• LISTED RECORDS:
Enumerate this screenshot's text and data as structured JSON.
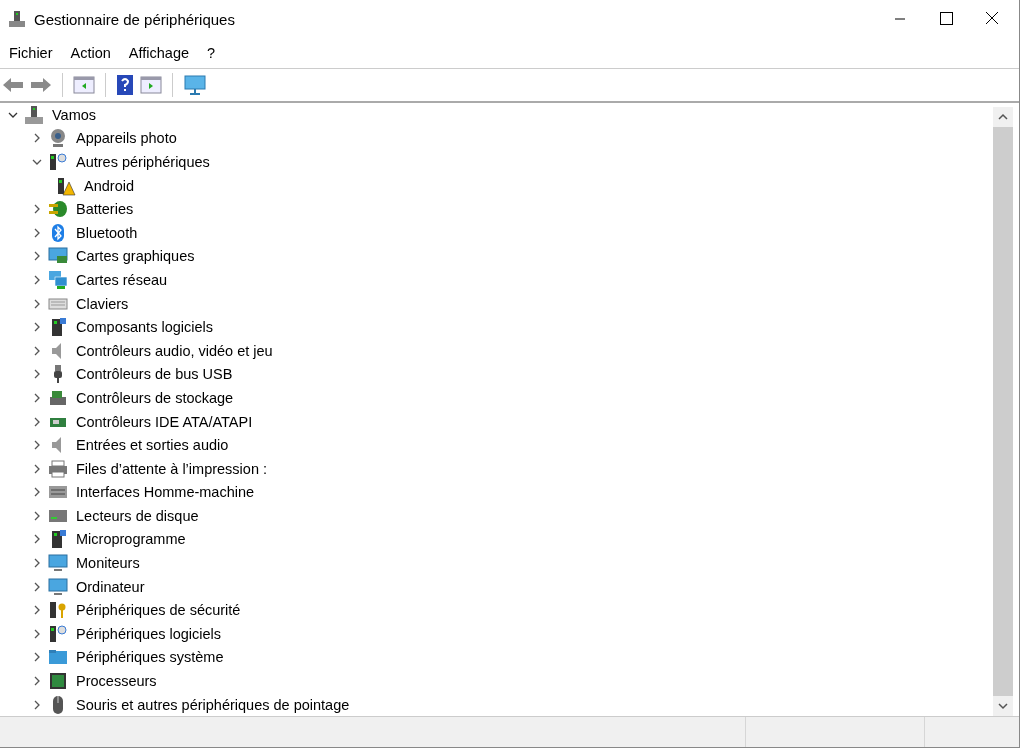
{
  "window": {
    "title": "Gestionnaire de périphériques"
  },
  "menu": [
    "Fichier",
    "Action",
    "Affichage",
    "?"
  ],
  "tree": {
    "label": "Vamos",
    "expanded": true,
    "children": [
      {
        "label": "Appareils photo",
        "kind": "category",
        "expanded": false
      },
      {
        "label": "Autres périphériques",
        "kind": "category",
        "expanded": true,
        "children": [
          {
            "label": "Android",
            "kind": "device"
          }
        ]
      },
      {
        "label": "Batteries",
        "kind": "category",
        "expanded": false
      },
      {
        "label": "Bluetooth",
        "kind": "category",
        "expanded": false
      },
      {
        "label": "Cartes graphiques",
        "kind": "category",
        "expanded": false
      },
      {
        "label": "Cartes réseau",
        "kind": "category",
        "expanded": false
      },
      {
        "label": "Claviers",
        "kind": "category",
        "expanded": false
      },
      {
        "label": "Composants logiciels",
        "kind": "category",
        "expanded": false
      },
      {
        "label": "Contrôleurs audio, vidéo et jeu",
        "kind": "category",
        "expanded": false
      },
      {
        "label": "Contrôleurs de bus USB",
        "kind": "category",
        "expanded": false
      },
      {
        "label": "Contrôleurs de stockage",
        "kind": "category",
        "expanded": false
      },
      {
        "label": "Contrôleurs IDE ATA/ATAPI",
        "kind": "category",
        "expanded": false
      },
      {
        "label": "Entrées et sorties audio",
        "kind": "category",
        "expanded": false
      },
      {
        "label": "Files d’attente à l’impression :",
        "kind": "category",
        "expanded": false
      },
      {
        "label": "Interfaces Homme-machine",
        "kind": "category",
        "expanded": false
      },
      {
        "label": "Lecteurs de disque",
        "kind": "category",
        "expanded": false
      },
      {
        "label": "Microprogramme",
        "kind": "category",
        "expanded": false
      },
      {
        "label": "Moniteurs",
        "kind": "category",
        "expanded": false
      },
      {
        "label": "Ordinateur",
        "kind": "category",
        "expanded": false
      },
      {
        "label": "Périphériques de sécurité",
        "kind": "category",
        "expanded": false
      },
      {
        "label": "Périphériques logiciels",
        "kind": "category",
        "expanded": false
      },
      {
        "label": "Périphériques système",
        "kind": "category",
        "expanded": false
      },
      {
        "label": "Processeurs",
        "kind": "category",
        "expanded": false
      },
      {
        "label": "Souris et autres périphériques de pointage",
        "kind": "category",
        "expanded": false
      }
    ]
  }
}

* * *

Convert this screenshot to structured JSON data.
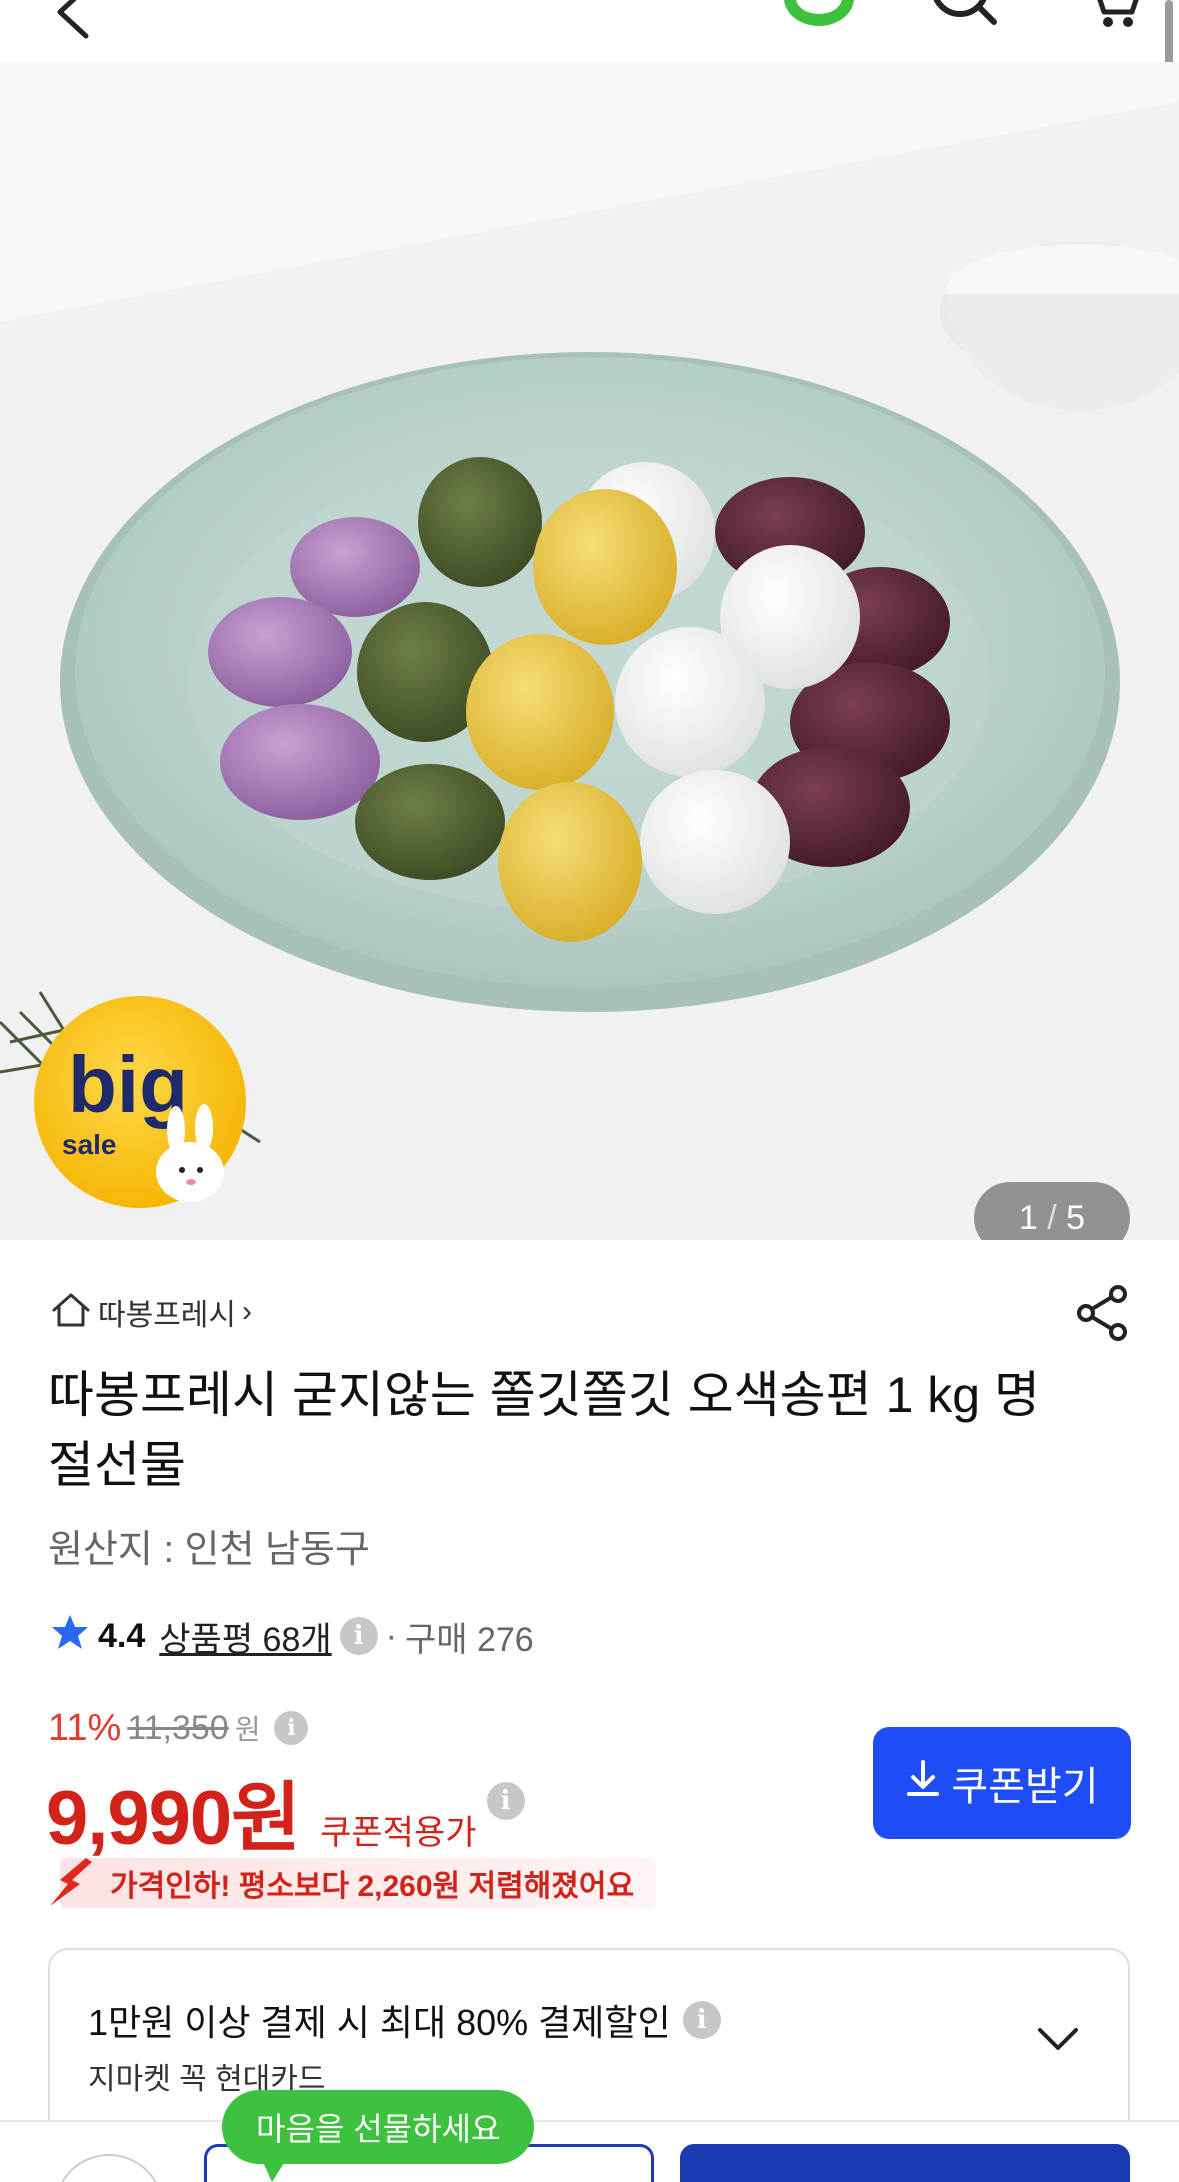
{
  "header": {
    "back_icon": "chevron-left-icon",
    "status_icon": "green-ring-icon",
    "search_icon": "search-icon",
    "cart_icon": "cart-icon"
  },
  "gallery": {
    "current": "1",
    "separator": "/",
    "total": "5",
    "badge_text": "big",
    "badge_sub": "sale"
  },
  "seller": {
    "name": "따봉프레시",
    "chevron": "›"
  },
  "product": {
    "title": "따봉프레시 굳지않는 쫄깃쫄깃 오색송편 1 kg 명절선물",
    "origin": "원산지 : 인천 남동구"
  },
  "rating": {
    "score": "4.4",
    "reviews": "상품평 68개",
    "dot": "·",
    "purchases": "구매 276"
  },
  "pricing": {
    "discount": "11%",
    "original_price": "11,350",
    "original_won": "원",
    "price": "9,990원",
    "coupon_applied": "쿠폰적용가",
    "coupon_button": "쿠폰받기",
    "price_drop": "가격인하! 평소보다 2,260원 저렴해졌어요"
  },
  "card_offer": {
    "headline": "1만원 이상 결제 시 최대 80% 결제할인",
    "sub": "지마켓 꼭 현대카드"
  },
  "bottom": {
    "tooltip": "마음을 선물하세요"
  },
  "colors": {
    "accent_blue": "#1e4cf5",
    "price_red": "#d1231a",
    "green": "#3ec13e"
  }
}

--

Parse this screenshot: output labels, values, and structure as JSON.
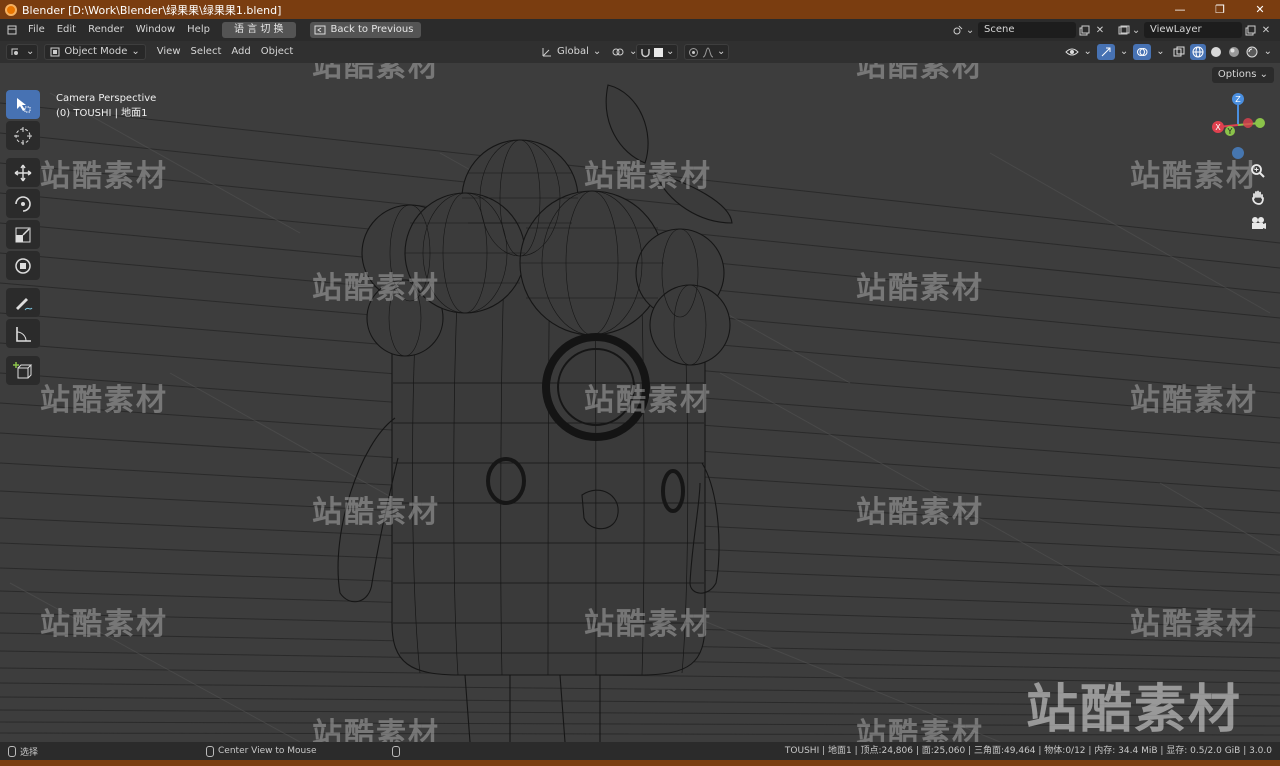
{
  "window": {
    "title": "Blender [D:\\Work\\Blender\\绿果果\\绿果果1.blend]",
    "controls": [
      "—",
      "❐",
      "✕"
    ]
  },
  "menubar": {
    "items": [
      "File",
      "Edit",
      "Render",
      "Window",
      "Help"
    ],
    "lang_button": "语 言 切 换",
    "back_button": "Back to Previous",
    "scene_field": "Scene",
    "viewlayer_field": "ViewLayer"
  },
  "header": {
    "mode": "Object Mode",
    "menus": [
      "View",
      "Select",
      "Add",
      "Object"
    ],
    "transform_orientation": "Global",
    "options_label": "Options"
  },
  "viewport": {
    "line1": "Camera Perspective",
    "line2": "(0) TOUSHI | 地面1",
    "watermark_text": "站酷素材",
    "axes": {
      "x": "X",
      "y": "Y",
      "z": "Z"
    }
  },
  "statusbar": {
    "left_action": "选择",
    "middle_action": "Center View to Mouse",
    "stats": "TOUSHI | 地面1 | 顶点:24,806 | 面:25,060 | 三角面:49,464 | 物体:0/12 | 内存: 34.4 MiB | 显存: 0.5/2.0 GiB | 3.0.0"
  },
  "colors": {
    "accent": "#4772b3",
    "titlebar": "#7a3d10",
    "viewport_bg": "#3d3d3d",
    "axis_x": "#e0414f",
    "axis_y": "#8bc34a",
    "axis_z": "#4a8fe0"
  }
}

• GOAL:
Where a line of the entries contains the word "chevron", copy that line.

• RESULT OF THE TASK:
    "back_icon": "chevron-left-icon",
    "chevron": "›"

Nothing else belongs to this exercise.